# What to do:
Count the lines in the entries below that contain the string "logo", matching case exactly, and give only that number.

--------

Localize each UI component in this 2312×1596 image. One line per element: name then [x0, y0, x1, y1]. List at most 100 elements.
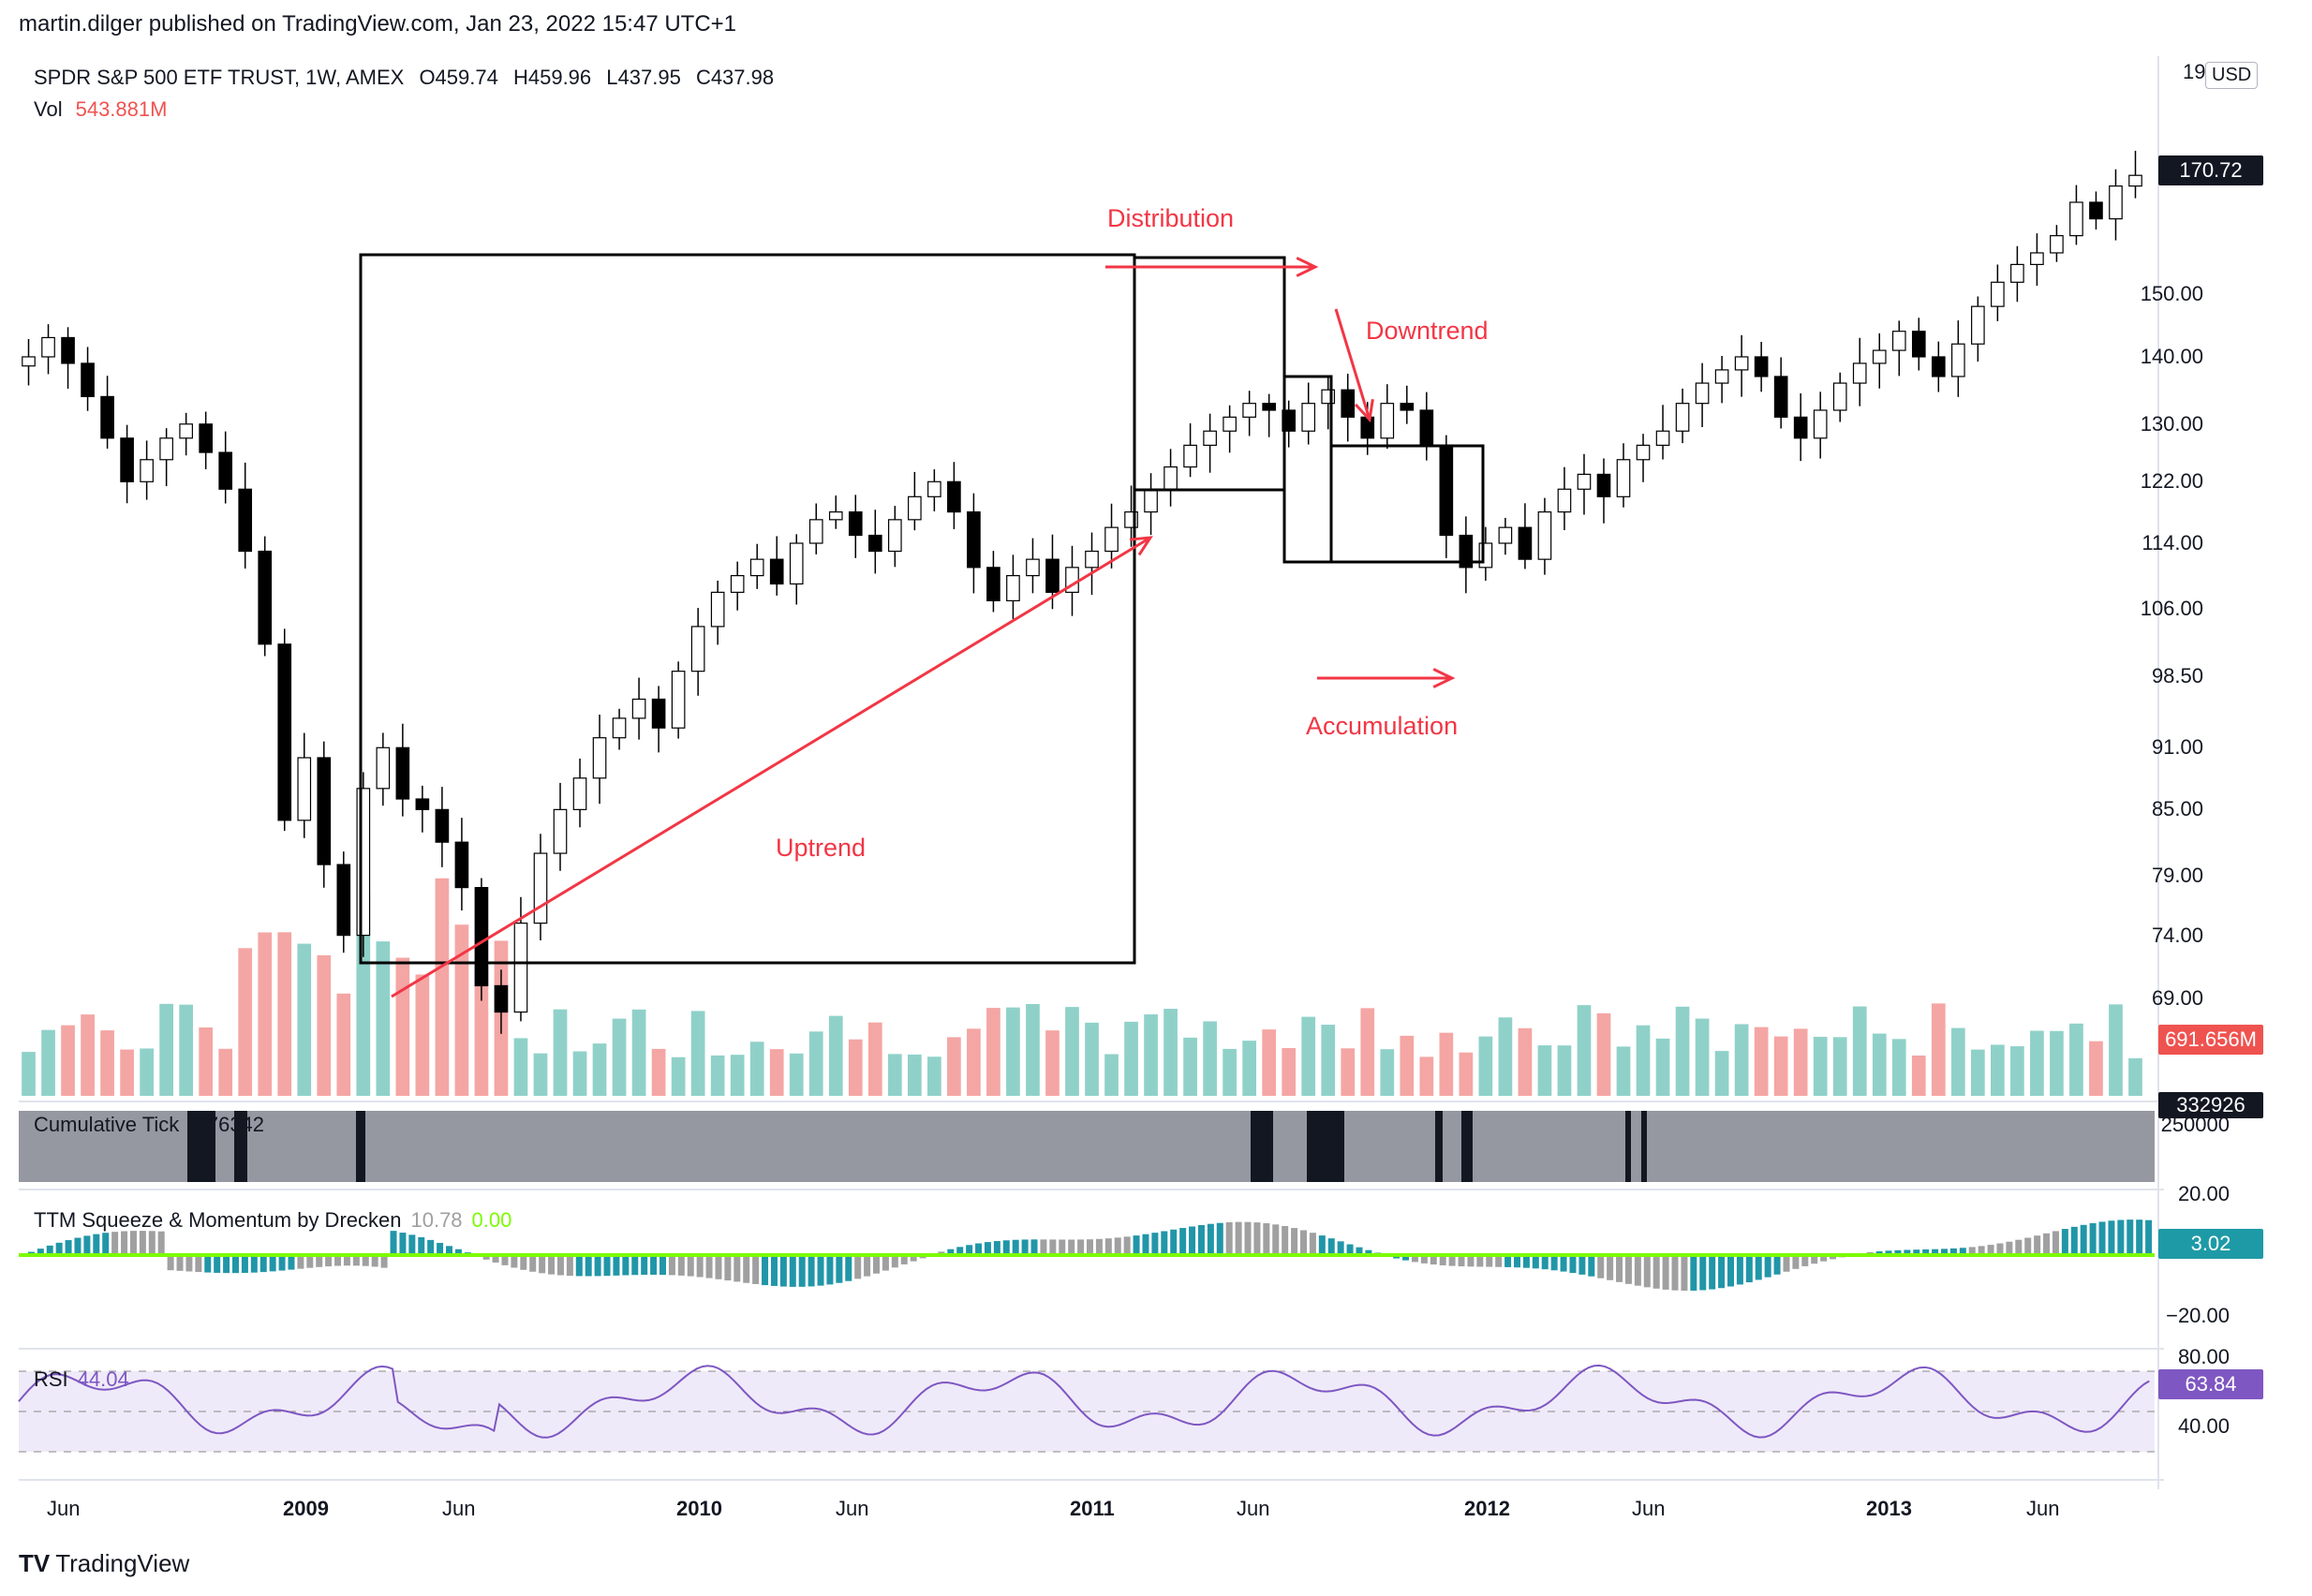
x-tick-label: 2011 — [1070, 1497, 1115, 1520]
squeeze-bar — [882, 1255, 889, 1271]
squeeze-bar — [2108, 1220, 2115, 1256]
volume-bar — [1577, 1005, 1592, 1096]
volume-bar — [730, 1055, 745, 1096]
squeeze-bar — [529, 1255, 537, 1272]
x-tick-label: Jun — [47, 1497, 81, 1520]
volume-bar — [238, 948, 253, 1096]
volume-bar — [1655, 1038, 1670, 1096]
volume-bar — [2030, 1030, 2044, 1096]
candle-body — [651, 698, 666, 729]
squeeze-bar — [566, 1255, 573, 1277]
squeeze-bar — [687, 1255, 694, 1277]
tradingview-logo[interactable]: TV TradingView — [19, 1549, 189, 1578]
squeeze-bar — [1578, 1255, 1586, 1275]
publisher-line: martin.dilger published on TradingView.c… — [19, 11, 737, 37]
tick-dark-block — [1461, 1111, 1473, 1182]
squeeze-bar — [1411, 1255, 1418, 1263]
volume-bar — [1144, 1014, 1158, 1096]
squeeze-bar — [1300, 1230, 1307, 1256]
squeeze-bar — [1161, 1231, 1168, 1256]
volume-bars — [22, 878, 2142, 1096]
ohlc-close: C437.98 — [695, 66, 775, 89]
candle-body — [474, 887, 489, 987]
volume-bar — [415, 974, 430, 1096]
x-tick-label: Jun — [442, 1497, 476, 1520]
volume-bar — [1360, 1008, 1375, 1096]
volume-bar — [1301, 1016, 1316, 1096]
volume-bar — [1714, 1051, 1729, 1096]
squeeze-bar — [288, 1255, 295, 1270]
squeeze-bar — [1430, 1255, 1437, 1265]
volume-bar — [710, 1055, 725, 1096]
candle-body — [1518, 526, 1533, 560]
candle-body — [140, 459, 154, 482]
squeeze-bar — [1550, 1255, 1558, 1271]
squeeze-bar — [836, 1255, 843, 1283]
currency-button[interactable]: USD — [2205, 62, 2259, 89]
squeeze-bar — [1225, 1221, 1233, 1256]
squeeze-bar — [1709, 1255, 1716, 1290]
candle-body — [258, 550, 273, 645]
squeeze-bar — [437, 1243, 444, 1256]
ohlc-low: L437.95 — [606, 66, 681, 89]
volume-bar — [1321, 1025, 1336, 1096]
squeeze-bar — [900, 1255, 908, 1264]
volume-bar — [651, 1048, 666, 1096]
annotation-uptrend: Uptrend — [776, 834, 867, 862]
squeeze-bar — [1420, 1255, 1428, 1264]
volume-bar — [1832, 1037, 1847, 1096]
squeeze-bar — [603, 1255, 611, 1277]
squeeze-bar — [1968, 1247, 1976, 1256]
squeeze-bar — [1272, 1224, 1280, 1256]
squeeze-bar — [1123, 1236, 1131, 1256]
squeeze-bar — [1820, 1255, 1828, 1262]
candle-body — [1911, 331, 1926, 358]
candle-body — [1262, 403, 1277, 411]
volume-bar — [612, 1018, 627, 1096]
squeeze-bar — [770, 1255, 778, 1286]
cumulative-tick-pane — [19, 1111, 2155, 1182]
price-candles — [22, 150, 2142, 1034]
candle-body — [1852, 362, 1867, 384]
squeeze-bar — [1059, 1239, 1066, 1256]
squeeze-bar — [55, 1242, 63, 1256]
candle-body — [1459, 534, 1474, 569]
candle-body — [1104, 526, 1119, 553]
candle-body — [1400, 403, 1415, 411]
squeeze-bar — [1532, 1255, 1539, 1269]
squeeze-bar — [724, 1255, 732, 1281]
x-tick-label: 2012 — [1464, 1497, 1510, 1520]
squeeze-bar — [1021, 1239, 1029, 1256]
squeeze-bar — [1624, 1255, 1632, 1284]
squeeze-bar — [975, 1243, 983, 1256]
squeeze-bar — [121, 1231, 128, 1256]
squeeze-bar — [1894, 1249, 1902, 1256]
candle-body — [1223, 416, 1237, 432]
squeeze-bar — [993, 1241, 1000, 1256]
squeeze-bar — [715, 1255, 722, 1279]
squeeze-bar — [1030, 1239, 1038, 1256]
squeeze-bar — [1068, 1239, 1075, 1256]
squeeze-bar — [696, 1255, 704, 1278]
candle-body — [927, 480, 941, 497]
candle-body — [1006, 574, 1020, 601]
squeeze-bar — [891, 1255, 898, 1268]
tv-logo-icon: TV — [19, 1549, 51, 1577]
squeeze-bar — [1467, 1255, 1475, 1267]
candle-body — [1537, 510, 1552, 560]
uptrend-box — [359, 253, 1136, 965]
squeeze-bar — [826, 1255, 834, 1285]
rsi-line — [18, 1364, 2150, 1439]
squeeze-bar — [1792, 1255, 1800, 1269]
candle-body — [1872, 349, 1887, 364]
volume-bar — [120, 1049, 134, 1096]
candle-body — [395, 746, 410, 800]
volume-bar — [395, 957, 410, 1096]
volume-bar — [81, 1014, 95, 1096]
squeeze-bar — [631, 1255, 639, 1276]
candle-body — [1301, 403, 1316, 432]
squeeze-bar — [1745, 1255, 1753, 1283]
volume-bar — [1991, 1044, 2005, 1096]
uptrend-arrow-head — [1129, 536, 1153, 556]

--------

# Output for this exercise:
2